— WHAT THE TASK ASKS —
Below are some entries. Copy each line that holds the string "daily".

(Entries taken from a collection)
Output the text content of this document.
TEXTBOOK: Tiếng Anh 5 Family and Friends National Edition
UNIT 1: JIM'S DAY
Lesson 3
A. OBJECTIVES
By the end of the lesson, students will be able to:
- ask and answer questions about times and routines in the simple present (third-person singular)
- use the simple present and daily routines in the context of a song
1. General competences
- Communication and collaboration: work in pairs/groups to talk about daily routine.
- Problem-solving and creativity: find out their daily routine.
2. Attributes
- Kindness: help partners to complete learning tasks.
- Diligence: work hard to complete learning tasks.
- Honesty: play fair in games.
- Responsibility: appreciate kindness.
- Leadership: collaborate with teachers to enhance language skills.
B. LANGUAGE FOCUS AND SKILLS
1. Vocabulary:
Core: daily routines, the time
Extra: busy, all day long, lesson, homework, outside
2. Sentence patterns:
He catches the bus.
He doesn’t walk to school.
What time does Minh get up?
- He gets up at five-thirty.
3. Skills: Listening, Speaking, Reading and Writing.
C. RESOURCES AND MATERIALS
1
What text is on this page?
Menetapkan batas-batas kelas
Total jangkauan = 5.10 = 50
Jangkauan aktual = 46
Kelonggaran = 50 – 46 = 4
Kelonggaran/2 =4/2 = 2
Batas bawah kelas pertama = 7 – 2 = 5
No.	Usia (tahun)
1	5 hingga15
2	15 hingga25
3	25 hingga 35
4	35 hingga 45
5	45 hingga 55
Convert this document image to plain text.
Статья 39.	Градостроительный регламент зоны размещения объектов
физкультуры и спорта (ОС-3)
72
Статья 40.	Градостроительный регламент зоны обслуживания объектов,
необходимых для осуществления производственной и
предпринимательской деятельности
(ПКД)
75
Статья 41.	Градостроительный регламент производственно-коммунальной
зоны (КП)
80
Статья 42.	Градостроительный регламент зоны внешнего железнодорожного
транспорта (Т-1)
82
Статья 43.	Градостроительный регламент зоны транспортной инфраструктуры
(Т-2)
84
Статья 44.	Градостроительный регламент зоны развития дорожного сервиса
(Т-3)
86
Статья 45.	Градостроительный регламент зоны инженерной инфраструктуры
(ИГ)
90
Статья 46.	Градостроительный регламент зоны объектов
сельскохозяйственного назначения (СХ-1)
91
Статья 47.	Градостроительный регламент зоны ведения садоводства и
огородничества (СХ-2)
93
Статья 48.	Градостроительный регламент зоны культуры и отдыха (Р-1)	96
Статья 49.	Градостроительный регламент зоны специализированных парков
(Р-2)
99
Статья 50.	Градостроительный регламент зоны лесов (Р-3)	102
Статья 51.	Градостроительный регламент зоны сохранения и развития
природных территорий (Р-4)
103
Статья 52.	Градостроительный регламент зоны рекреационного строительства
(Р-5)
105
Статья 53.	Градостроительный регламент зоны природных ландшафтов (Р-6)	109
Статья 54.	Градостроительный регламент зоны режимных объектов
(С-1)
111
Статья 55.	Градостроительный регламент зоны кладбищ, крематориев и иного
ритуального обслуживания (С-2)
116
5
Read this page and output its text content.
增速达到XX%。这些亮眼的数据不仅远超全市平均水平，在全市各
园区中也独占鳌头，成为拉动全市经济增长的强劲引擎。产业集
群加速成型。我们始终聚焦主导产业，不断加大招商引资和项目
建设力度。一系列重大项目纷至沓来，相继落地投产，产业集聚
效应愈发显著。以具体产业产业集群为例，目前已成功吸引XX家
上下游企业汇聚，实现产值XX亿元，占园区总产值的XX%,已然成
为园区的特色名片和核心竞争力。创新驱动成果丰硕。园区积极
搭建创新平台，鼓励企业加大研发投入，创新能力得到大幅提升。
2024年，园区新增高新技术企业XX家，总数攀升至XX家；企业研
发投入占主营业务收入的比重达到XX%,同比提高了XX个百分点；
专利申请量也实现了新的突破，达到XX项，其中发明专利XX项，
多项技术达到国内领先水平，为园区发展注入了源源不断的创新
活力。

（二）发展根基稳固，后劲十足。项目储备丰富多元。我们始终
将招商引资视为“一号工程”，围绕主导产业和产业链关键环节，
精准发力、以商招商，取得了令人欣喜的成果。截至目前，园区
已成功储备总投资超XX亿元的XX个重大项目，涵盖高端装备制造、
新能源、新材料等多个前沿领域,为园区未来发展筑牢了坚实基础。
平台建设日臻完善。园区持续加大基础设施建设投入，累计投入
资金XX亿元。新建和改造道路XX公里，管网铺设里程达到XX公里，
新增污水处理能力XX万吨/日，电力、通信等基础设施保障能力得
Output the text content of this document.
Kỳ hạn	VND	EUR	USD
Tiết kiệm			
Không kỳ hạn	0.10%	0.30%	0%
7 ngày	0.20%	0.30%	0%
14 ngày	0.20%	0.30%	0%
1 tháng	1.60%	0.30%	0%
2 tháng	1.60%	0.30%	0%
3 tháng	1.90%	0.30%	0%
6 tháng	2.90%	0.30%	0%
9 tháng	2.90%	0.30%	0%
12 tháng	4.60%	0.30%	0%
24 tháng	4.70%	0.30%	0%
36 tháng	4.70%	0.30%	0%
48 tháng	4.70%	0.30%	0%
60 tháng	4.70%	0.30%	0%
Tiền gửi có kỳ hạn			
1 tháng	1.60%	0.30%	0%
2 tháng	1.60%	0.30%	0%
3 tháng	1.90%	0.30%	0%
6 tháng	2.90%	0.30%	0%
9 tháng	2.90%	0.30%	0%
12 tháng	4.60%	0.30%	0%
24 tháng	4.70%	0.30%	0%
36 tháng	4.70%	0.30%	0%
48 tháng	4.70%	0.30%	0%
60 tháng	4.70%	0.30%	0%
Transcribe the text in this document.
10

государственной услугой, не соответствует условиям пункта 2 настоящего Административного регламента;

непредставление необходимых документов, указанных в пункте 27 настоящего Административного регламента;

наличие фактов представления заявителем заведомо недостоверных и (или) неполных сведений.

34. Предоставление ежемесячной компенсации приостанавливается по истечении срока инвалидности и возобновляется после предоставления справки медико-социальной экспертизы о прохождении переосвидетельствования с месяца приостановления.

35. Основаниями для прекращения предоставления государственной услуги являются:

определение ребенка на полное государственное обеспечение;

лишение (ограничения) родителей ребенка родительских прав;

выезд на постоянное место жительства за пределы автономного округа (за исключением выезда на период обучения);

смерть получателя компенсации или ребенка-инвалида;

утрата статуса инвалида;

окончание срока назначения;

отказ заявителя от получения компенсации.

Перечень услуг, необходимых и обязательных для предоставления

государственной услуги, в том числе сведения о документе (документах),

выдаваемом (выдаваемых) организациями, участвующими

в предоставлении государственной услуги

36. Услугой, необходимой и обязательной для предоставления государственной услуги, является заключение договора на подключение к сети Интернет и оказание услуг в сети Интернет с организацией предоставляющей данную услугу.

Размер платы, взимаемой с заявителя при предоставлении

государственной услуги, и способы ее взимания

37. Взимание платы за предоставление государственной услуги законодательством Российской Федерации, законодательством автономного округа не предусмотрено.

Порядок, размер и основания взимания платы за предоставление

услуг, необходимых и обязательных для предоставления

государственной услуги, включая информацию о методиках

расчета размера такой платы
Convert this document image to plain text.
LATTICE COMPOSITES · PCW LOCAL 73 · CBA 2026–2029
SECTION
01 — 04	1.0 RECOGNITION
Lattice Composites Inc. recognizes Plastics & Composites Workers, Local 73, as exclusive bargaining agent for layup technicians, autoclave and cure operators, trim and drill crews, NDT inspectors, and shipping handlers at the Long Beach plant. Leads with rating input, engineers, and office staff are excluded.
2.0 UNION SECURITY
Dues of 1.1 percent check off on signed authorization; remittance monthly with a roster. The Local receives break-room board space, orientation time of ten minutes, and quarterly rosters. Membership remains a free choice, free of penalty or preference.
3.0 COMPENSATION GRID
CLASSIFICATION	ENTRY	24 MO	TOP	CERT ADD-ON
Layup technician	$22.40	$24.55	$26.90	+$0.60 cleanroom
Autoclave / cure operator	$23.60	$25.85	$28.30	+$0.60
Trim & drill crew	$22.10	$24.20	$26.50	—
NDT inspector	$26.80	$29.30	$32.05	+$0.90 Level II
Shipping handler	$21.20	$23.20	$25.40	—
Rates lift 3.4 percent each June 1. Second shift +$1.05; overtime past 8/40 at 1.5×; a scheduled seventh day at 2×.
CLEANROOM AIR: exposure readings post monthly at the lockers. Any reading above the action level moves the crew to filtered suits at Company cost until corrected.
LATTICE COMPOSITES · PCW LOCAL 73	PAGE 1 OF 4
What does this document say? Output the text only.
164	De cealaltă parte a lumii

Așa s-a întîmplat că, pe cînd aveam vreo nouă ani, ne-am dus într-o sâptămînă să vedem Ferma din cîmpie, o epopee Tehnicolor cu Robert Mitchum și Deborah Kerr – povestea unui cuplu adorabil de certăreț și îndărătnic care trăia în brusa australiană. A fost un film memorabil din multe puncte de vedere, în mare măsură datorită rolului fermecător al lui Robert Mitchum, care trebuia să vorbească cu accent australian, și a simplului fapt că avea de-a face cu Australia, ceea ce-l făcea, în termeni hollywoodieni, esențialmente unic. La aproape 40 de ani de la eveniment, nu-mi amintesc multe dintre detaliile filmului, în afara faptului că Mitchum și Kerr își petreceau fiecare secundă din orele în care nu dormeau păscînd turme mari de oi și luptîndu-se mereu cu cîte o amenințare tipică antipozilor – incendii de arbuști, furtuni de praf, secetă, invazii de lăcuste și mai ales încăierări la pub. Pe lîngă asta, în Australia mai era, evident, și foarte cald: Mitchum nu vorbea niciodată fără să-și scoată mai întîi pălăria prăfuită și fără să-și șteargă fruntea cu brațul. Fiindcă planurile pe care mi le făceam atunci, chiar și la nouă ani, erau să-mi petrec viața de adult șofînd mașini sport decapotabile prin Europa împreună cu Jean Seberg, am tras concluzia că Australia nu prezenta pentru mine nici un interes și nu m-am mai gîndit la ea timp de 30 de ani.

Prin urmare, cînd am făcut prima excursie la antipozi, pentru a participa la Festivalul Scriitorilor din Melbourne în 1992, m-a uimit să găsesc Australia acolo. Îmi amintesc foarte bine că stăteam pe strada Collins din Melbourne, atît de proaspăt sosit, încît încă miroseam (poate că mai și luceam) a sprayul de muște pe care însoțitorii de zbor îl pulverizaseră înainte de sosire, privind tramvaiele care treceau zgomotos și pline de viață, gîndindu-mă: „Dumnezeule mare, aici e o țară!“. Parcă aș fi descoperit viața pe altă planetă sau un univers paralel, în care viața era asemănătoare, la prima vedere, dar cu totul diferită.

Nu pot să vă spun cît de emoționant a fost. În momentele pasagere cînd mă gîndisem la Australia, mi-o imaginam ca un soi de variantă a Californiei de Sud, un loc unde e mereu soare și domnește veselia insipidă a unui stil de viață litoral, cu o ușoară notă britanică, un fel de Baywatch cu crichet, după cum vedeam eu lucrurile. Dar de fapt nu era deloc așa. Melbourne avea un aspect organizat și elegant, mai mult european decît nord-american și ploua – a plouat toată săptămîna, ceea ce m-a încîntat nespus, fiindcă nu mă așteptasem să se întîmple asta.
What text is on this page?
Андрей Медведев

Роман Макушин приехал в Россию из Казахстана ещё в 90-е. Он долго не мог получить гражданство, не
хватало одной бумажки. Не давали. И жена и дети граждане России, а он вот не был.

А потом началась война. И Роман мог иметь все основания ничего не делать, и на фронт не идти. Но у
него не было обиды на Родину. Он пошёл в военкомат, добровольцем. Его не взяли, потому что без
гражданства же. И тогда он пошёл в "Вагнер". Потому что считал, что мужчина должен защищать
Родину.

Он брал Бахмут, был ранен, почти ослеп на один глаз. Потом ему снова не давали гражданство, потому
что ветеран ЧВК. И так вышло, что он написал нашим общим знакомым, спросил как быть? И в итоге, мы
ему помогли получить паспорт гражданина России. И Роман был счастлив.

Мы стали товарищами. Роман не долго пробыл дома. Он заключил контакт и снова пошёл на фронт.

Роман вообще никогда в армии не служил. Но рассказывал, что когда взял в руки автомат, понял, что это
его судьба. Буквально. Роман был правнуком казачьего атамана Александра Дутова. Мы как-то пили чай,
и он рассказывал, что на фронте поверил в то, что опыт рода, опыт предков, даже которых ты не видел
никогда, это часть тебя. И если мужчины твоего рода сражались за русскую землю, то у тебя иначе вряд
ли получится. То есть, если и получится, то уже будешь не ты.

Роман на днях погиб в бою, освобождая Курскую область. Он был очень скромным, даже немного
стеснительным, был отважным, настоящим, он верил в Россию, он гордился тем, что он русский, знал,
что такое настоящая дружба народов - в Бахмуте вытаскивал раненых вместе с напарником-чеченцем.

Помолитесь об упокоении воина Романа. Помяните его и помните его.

— ANSWER TO THIS PROBLEM —
- use the simple present and daily routines in the context of a song
- Communication and collaboration: work in pairs/groups to talk about daily routine.
- Problem-solving and creativity: find out their daily routine.
Core: daily routines, the time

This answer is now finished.